◆ **Exercise data**
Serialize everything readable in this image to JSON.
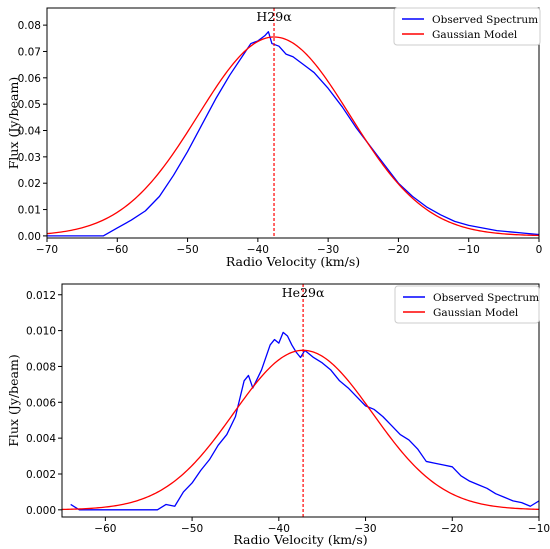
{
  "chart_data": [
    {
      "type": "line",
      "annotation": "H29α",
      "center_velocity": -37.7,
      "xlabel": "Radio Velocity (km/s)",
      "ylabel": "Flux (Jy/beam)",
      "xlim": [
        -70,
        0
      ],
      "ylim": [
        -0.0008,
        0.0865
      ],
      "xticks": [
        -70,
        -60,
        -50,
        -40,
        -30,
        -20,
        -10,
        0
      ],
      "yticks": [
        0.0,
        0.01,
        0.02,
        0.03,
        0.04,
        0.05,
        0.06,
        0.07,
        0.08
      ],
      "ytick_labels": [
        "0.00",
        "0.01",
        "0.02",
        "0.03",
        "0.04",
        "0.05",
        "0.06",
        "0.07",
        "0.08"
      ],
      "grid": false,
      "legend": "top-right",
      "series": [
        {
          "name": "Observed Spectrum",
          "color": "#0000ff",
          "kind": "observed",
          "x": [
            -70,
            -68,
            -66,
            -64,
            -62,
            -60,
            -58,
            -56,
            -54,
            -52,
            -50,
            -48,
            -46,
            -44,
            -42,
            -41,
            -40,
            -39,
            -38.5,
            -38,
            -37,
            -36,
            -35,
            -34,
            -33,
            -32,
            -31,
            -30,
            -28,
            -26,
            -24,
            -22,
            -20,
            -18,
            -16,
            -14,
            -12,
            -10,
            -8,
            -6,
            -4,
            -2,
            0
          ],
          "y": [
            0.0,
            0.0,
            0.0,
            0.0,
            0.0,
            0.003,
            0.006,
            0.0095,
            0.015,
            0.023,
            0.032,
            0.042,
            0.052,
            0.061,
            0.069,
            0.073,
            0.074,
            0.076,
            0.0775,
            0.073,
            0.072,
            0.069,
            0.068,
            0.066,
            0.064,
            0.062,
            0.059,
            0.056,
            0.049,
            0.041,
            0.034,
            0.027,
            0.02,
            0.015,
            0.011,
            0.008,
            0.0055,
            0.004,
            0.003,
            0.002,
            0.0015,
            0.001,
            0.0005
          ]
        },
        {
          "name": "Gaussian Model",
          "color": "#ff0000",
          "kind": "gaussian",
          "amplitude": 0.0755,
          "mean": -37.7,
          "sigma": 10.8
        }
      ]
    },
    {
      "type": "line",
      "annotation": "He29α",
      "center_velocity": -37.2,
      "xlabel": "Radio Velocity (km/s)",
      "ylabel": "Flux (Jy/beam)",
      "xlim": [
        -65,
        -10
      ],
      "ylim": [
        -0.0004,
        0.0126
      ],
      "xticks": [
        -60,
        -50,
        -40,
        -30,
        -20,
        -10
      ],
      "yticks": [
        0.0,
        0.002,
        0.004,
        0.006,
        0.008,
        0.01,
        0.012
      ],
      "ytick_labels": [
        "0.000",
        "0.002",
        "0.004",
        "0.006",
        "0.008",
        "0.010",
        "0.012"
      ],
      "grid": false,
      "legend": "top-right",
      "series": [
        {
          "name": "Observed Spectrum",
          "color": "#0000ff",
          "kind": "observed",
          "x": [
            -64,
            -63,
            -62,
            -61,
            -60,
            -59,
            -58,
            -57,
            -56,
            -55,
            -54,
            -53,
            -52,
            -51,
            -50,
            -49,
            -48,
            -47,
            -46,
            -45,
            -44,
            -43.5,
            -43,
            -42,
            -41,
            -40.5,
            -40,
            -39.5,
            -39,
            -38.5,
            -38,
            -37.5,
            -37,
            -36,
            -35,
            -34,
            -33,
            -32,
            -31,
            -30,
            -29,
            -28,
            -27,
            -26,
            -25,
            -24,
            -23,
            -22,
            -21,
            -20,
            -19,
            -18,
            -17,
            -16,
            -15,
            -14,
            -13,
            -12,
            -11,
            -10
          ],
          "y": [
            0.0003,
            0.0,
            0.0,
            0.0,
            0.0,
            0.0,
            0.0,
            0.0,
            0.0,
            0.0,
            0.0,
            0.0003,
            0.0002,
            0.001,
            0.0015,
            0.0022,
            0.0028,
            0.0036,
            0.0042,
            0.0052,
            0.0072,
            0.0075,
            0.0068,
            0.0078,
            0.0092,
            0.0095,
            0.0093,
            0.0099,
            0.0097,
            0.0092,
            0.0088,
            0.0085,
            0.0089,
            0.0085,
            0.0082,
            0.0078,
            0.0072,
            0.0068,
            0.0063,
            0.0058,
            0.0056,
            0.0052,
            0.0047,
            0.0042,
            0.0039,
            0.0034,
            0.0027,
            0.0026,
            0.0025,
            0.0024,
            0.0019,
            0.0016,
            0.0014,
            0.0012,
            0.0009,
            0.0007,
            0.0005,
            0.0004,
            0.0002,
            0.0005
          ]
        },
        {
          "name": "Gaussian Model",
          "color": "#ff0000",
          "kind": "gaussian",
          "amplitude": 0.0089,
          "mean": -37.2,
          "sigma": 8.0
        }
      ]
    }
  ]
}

◆ **Task to carry out**
Every entry should be returned exactly as written, minus the pictures.

◆ **Exercise answer**
Serialize everything readable in this image to JSON.
{
  "chart_data": [
    {
      "type": "line",
      "annotation": "H29α",
      "center_velocity": -37.7,
      "xlabel": "Radio Velocity (km/s)",
      "ylabel": "Flux (Jy/beam)",
      "xlim": [
        -70,
        0
      ],
      "ylim": [
        -0.0008,
        0.0865
      ],
      "xticks": [
        -70,
        -60,
        -50,
        -40,
        -30,
        -20,
        -10,
        0
      ],
      "yticks": [
        0.0,
        0.01,
        0.02,
        0.03,
        0.04,
        0.05,
        0.06,
        0.07,
        0.08
      ],
      "ytick_labels": [
        "0.00",
        "0.01",
        "0.02",
        "0.03",
        "0.04",
        "0.05",
        "0.06",
        "0.07",
        "0.08"
      ],
      "grid": false,
      "legend": "top-right",
      "series": [
        {
          "name": "Observed Spectrum",
          "color": "#0000ff",
          "kind": "observed",
          "x": [
            -70,
            -68,
            -66,
            -64,
            -62,
            -60,
            -58,
            -56,
            -54,
            -52,
            -50,
            -48,
            -46,
            -44,
            -42,
            -41,
            -40,
            -39,
            -38.5,
            -38,
            -37,
            -36,
            -35,
            -34,
            -33,
            -32,
            -31,
            -30,
            -28,
            -26,
            -24,
            -22,
            -20,
            -18,
            -16,
            -14,
            -12,
            -10,
            -8,
            -6,
            -4,
            -2,
            0
          ],
          "y": [
            0.0,
            0.0,
            0.0,
            0.0,
            0.0,
            0.003,
            0.006,
            0.0095,
            0.015,
            0.023,
            0.032,
            0.042,
            0.052,
            0.061,
            0.069,
            0.073,
            0.074,
            0.076,
            0.0775,
            0.073,
            0.072,
            0.069,
            0.068,
            0.066,
            0.064,
            0.062,
            0.059,
            0.056,
            0.049,
            0.041,
            0.034,
            0.027,
            0.02,
            0.015,
            0.011,
            0.008,
            0.0055,
            0.004,
            0.003,
            0.002,
            0.0015,
            0.001,
            0.0005
          ]
        },
        {
          "name": "Gaussian Model",
          "color": "#ff0000",
          "kind": "gaussian",
          "amplitude": 0.0755,
          "mean": -37.7,
          "sigma": 10.8
        }
      ]
    },
    {
      "type": "line",
      "annotation": "He29α",
      "center_velocity": -37.2,
      "xlabel": "Radio Velocity (km/s)",
      "ylabel": "Flux (Jy/beam)",
      "xlim": [
        -65,
        -10
      ],
      "ylim": [
        -0.0004,
        0.0126
      ],
      "xticks": [
        -60,
        -50,
        -40,
        -30,
        -20,
        -10
      ],
      "yticks": [
        0.0,
        0.002,
        0.004,
        0.006,
        0.008,
        0.01,
        0.012
      ],
      "ytick_labels": [
        "0.000",
        "0.002",
        "0.004",
        "0.006",
        "0.008",
        "0.010",
        "0.012"
      ],
      "grid": false,
      "legend": "top-right",
      "series": [
        {
          "name": "Observed Spectrum",
          "color": "#0000ff",
          "kind": "observed",
          "x": [
            -64,
            -63,
            -62,
            -61,
            -60,
            -59,
            -58,
            -57,
            -56,
            -55,
            -54,
            -53,
            -52,
            -51,
            -50,
            -49,
            -48,
            -47,
            -46,
            -45,
            -44,
            -43.5,
            -43,
            -42,
            -41,
            -40.5,
            -40,
            -39.5,
            -39,
            -38.5,
            -38,
            -37.5,
            -37,
            -36,
            -35,
            -34,
            -33,
            -32,
            -31,
            -30,
            -29,
            -28,
            -27,
            -26,
            -25,
            -24,
            -23,
            -22,
            -21,
            -20,
            -19,
            -18,
            -17,
            -16,
            -15,
            -14,
            -13,
            -12,
            -11,
            -10
          ],
          "y": [
            0.0003,
            0.0,
            0.0,
            0.0,
            0.0,
            0.0,
            0.0,
            0.0,
            0.0,
            0.0,
            0.0,
            0.0003,
            0.0002,
            0.001,
            0.0015,
            0.0022,
            0.0028,
            0.0036,
            0.0042,
            0.0052,
            0.0072,
            0.0075,
            0.0068,
            0.0078,
            0.0092,
            0.0095,
            0.0093,
            0.0099,
            0.0097,
            0.0092,
            0.0088,
            0.0085,
            0.0089,
            0.0085,
            0.0082,
            0.0078,
            0.0072,
            0.0068,
            0.0063,
            0.0058,
            0.0056,
            0.0052,
            0.0047,
            0.0042,
            0.0039,
            0.0034,
            0.0027,
            0.0026,
            0.0025,
            0.0024,
            0.0019,
            0.0016,
            0.0014,
            0.0012,
            0.0009,
            0.0007,
            0.0005,
            0.0004,
            0.0002,
            0.0005
          ]
        },
        {
          "name": "Gaussian Model",
          "color": "#ff0000",
          "kind": "gaussian",
          "amplitude": 0.0089,
          "mean": -37.2,
          "sigma": 8.0
        }
      ]
    }
  ]
}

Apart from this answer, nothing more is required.